** start Data lines **
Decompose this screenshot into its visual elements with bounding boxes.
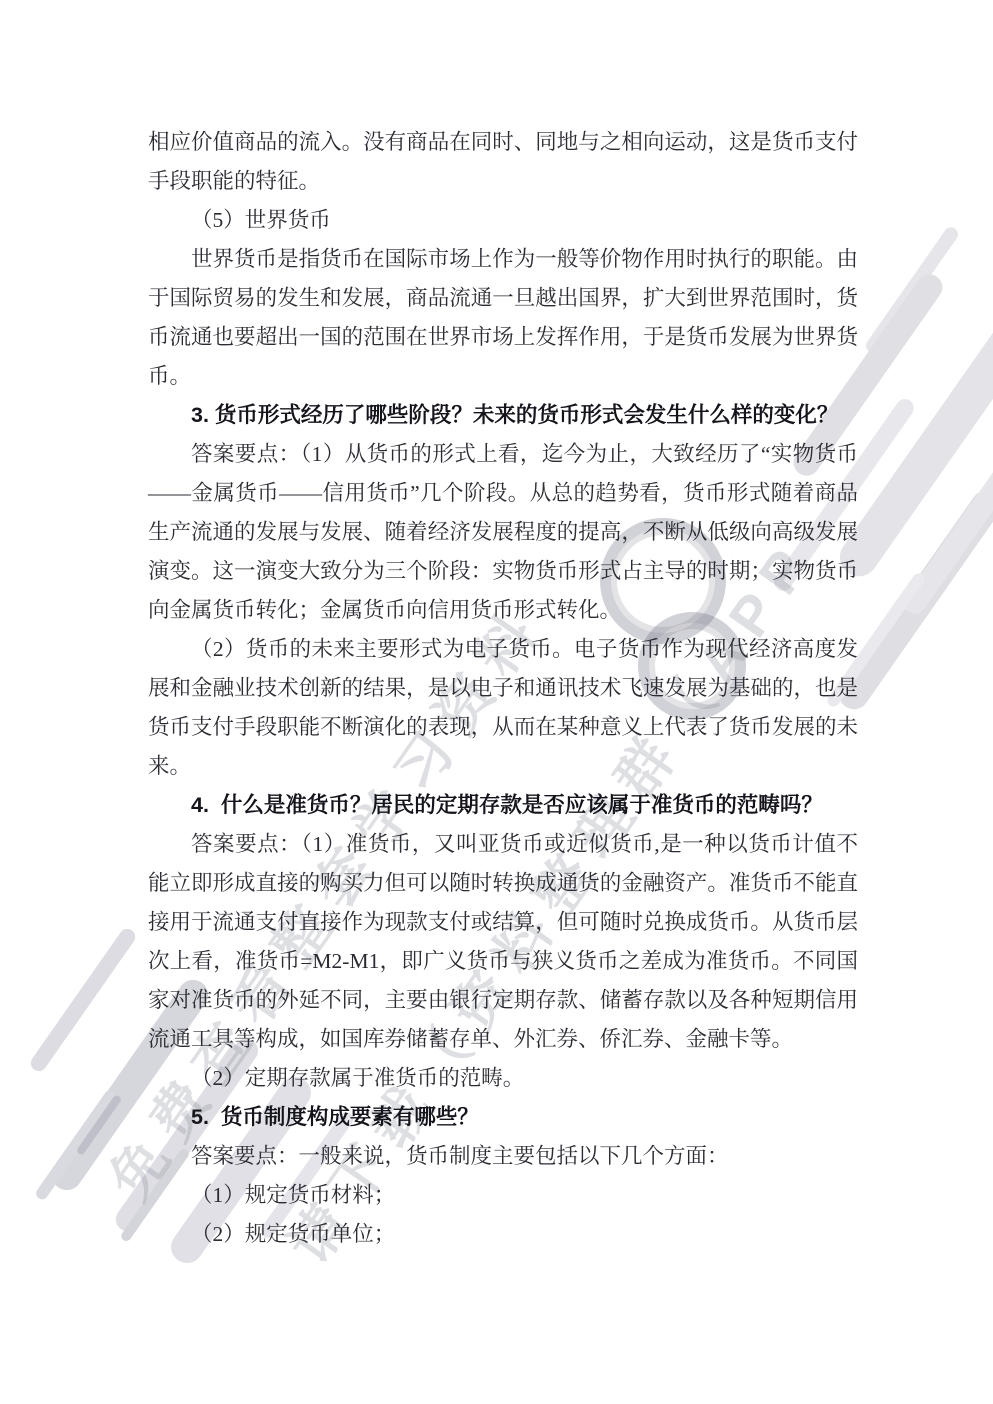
** end Data lines **
** start Data lines **
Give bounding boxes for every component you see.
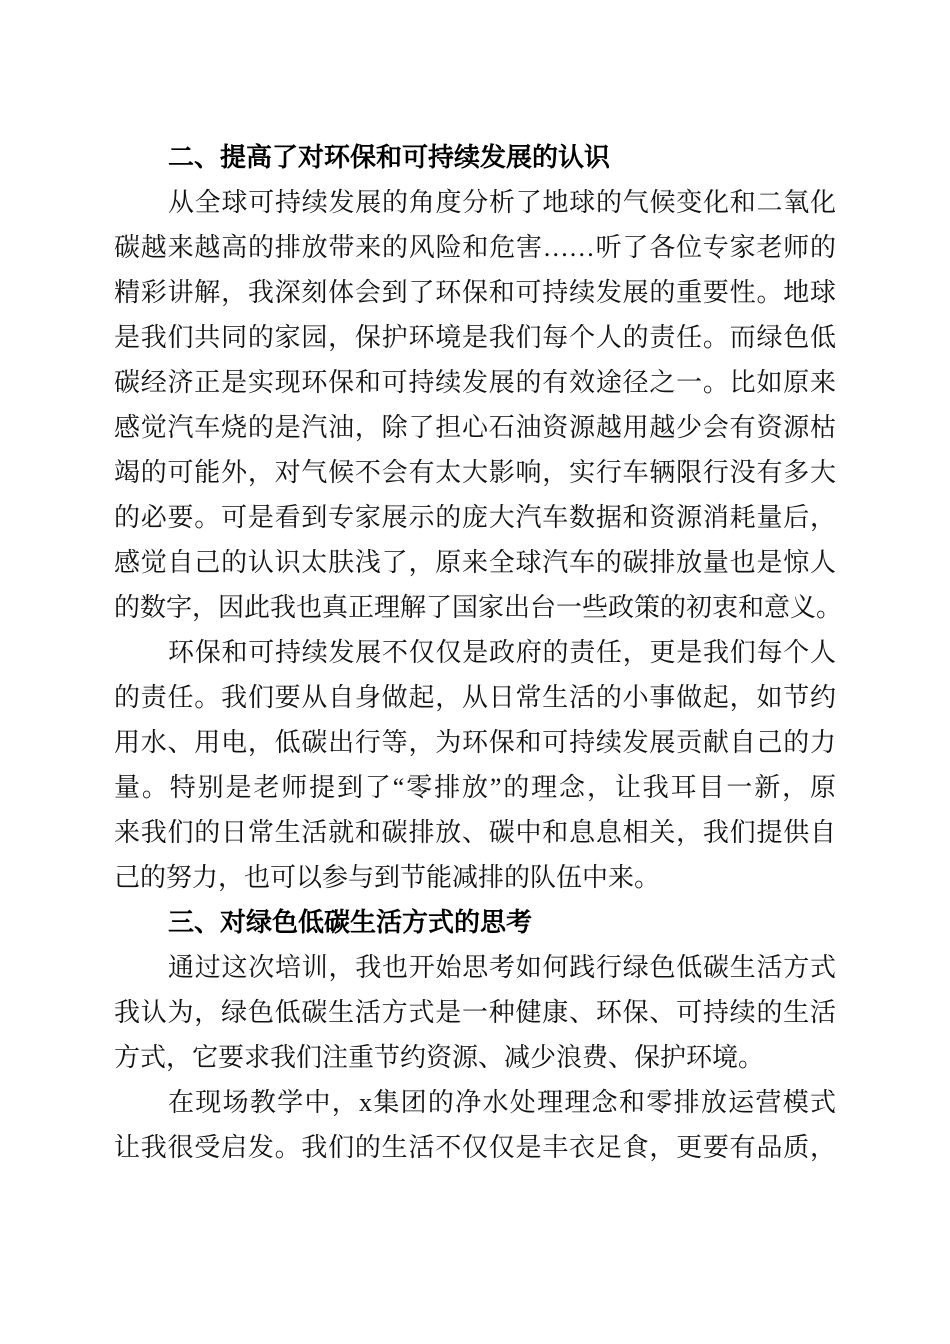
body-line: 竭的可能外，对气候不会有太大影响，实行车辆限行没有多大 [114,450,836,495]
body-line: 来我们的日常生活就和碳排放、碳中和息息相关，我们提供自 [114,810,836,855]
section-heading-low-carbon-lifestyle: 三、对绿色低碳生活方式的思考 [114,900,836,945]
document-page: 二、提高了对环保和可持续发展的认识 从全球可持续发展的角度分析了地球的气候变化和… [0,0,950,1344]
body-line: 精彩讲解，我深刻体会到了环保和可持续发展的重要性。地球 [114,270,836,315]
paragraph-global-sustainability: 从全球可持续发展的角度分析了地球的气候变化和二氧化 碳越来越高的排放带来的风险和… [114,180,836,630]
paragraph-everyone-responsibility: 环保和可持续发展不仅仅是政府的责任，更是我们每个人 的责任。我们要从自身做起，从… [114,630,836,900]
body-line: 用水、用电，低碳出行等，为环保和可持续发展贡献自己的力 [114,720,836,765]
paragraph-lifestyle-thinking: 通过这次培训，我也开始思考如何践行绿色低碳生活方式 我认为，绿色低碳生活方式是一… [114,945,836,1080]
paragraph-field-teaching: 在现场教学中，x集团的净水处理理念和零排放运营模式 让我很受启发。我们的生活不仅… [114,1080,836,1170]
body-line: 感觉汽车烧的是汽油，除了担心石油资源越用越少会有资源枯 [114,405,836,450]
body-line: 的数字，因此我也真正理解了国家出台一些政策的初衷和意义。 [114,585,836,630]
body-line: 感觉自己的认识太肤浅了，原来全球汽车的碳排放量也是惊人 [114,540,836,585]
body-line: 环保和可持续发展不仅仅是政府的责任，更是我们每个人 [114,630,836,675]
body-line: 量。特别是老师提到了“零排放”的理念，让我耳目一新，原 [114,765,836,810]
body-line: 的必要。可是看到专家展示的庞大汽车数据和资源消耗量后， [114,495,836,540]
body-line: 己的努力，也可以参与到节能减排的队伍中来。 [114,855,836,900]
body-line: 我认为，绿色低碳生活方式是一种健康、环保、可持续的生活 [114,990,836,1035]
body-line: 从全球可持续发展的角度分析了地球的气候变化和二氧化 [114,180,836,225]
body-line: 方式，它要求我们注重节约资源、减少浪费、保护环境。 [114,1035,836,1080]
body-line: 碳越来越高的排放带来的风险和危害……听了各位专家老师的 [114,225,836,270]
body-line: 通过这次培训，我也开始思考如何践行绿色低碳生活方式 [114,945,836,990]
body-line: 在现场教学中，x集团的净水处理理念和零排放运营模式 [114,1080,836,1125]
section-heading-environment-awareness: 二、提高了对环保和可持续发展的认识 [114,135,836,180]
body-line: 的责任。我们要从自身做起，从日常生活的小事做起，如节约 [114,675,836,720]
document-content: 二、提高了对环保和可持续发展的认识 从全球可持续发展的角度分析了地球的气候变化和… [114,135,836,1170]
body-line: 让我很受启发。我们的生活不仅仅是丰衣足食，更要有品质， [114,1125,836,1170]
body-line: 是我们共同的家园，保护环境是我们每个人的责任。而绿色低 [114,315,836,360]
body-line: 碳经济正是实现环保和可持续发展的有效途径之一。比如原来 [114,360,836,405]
** end Data lines **
** start Data lines **
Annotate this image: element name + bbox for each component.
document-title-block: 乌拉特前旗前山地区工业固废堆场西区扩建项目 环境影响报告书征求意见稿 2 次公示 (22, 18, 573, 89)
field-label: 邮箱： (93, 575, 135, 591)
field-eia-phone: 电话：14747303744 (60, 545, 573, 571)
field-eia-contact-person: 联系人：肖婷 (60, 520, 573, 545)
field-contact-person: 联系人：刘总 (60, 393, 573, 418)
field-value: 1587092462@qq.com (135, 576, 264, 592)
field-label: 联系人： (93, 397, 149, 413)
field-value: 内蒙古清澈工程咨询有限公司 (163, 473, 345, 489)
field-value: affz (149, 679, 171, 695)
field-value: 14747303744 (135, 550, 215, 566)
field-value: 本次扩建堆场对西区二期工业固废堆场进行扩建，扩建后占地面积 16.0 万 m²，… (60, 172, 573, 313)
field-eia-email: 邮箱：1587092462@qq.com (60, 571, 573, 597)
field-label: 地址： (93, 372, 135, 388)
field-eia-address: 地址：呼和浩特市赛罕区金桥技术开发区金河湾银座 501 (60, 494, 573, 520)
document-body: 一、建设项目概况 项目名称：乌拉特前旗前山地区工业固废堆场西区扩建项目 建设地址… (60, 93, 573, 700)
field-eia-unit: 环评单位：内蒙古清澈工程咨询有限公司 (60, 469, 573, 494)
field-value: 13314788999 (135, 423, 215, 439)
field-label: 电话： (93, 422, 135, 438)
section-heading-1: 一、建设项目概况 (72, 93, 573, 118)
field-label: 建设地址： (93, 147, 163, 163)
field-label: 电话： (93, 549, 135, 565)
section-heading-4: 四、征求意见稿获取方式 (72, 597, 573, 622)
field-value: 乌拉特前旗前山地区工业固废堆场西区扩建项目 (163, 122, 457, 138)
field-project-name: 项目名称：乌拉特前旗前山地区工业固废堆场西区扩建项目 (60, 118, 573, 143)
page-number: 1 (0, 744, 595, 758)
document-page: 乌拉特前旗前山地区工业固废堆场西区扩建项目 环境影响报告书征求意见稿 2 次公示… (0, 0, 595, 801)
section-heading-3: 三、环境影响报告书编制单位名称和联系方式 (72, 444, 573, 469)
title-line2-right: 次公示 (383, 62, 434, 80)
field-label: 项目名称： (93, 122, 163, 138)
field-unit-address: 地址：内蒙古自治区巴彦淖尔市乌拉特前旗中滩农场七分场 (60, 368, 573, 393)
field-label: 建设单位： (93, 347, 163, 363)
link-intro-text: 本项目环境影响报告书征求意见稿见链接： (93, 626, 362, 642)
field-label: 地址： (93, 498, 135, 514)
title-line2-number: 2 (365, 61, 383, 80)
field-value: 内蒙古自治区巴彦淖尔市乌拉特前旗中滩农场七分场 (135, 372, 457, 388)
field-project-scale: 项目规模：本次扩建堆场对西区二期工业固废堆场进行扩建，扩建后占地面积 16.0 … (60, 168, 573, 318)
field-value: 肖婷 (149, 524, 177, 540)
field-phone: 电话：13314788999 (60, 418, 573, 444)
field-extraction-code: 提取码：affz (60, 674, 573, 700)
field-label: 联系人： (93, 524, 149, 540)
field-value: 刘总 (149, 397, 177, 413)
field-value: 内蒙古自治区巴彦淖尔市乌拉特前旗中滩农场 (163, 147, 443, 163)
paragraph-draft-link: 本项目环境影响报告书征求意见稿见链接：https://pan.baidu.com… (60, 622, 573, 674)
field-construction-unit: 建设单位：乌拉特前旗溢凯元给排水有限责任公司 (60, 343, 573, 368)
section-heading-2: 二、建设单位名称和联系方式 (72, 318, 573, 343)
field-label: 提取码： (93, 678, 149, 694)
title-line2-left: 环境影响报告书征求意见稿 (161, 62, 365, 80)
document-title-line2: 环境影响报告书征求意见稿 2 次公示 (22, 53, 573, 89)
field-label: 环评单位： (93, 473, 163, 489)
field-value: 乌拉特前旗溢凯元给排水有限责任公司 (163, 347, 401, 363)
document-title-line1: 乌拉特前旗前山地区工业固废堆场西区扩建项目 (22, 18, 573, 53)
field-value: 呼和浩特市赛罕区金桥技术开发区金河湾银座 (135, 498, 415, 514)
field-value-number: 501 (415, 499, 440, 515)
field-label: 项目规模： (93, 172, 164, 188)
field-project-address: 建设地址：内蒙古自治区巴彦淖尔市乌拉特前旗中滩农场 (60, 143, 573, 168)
** end Data lines **
What the task requires — Take the part of the material that opens with the line containing "Annotate this image: element" and closes with the line containing "document-page: 乌拉特前旗前山地区工业固废堆场西区扩建项目 环境影响报告书征求意见稿". Write those lines out again with "field-label" swapped for "form-label" and everything else left as it is.

Task result —
Annotate this image: element name + bbox for each component.
document-title-block: 乌拉特前旗前山地区工业固废堆场西区扩建项目 环境影响报告书征求意见稿 2 次公示 (22, 18, 573, 89)
form-label: 邮箱： (93, 575, 135, 591)
field-eia-phone: 电话：14747303744 (60, 545, 573, 571)
field-eia-contact-person: 联系人：肖婷 (60, 520, 573, 545)
field-contact-person: 联系人：刘总 (60, 393, 573, 418)
field-value: 1587092462@qq.com (135, 576, 264, 592)
form-label: 联系人： (93, 397, 149, 413)
field-value: 内蒙古清澈工程咨询有限公司 (163, 473, 345, 489)
field-value: affz (149, 679, 171, 695)
field-value: 14747303744 (135, 550, 215, 566)
field-value: 本次扩建堆场对西区二期工业固废堆场进行扩建，扩建后占地面积 16.0 万 m²，… (60, 172, 573, 313)
field-eia-email: 邮箱：1587092462@qq.com (60, 571, 573, 597)
form-label: 地址： (93, 372, 135, 388)
field-eia-address: 地址：呼和浩特市赛罕区金桥技术开发区金河湾银座 501 (60, 494, 573, 520)
document-body: 一、建设项目概况 项目名称：乌拉特前旗前山地区工业固废堆场西区扩建项目 建设地址… (60, 93, 573, 700)
field-eia-unit: 环评单位：内蒙古清澈工程咨询有限公司 (60, 469, 573, 494)
field-value: 13314788999 (135, 423, 215, 439)
form-label: 电话： (93, 422, 135, 438)
section-heading-1: 一、建设项目概况 (72, 93, 573, 118)
form-label: 建设地址： (93, 147, 163, 163)
form-label: 电话： (93, 549, 135, 565)
section-heading-4: 四、征求意见稿获取方式 (72, 597, 573, 622)
field-value: 乌拉特前旗前山地区工业固废堆场西区扩建项目 (163, 122, 457, 138)
field-project-name: 项目名称：乌拉特前旗前山地区工业固废堆场西区扩建项目 (60, 118, 573, 143)
page-number: 1 (0, 744, 595, 758)
document-page: 乌拉特前旗前山地区工业固废堆场西区扩建项目 环境影响报告书征求意见稿 2 次公示… (0, 0, 595, 801)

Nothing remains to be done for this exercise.